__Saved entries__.
------------

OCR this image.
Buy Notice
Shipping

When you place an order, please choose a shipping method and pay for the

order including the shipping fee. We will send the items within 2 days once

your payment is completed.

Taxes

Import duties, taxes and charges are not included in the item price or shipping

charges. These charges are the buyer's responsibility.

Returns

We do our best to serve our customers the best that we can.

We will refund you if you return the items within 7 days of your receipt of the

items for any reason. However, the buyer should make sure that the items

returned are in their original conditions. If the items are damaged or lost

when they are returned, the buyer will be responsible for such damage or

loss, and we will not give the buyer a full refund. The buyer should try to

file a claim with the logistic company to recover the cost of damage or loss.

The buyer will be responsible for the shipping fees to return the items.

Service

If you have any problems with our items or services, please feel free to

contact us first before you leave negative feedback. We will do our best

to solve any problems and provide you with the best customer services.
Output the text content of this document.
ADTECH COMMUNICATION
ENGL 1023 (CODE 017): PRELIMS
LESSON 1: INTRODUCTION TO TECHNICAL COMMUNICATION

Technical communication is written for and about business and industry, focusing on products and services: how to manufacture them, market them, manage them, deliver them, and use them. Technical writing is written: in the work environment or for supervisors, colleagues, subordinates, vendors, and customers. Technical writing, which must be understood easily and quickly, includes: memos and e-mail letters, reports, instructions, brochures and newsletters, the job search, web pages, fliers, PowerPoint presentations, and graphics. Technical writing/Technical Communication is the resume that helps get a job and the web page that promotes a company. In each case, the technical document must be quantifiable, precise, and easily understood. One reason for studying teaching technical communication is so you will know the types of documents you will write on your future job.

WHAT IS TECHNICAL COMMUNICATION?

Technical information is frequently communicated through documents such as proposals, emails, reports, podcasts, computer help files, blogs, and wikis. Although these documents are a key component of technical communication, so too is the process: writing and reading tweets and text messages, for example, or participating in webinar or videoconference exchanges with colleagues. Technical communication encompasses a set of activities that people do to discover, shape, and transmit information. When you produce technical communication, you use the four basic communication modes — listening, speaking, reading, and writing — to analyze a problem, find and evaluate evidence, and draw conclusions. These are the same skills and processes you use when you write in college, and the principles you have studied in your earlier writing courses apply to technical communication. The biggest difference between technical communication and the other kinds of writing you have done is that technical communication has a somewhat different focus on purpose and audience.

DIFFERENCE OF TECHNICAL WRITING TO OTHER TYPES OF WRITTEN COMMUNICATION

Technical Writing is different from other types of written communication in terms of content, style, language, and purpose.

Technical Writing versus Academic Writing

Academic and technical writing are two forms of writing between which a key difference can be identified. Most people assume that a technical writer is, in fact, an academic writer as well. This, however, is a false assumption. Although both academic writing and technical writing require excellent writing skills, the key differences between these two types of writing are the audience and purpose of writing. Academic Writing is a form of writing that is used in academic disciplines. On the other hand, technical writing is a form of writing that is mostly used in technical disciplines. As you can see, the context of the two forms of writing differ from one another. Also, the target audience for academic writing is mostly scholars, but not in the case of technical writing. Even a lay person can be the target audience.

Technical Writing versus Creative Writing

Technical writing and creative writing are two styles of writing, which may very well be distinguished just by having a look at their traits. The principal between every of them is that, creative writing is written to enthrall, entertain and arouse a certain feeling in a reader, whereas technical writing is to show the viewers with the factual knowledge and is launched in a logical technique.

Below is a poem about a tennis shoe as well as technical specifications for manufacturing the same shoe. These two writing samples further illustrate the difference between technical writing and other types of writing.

------------

__TASK BRIEF__. State how many lines of the listing include the word "charges". Reply with the number alone.

__WORKED ANSWER__. 2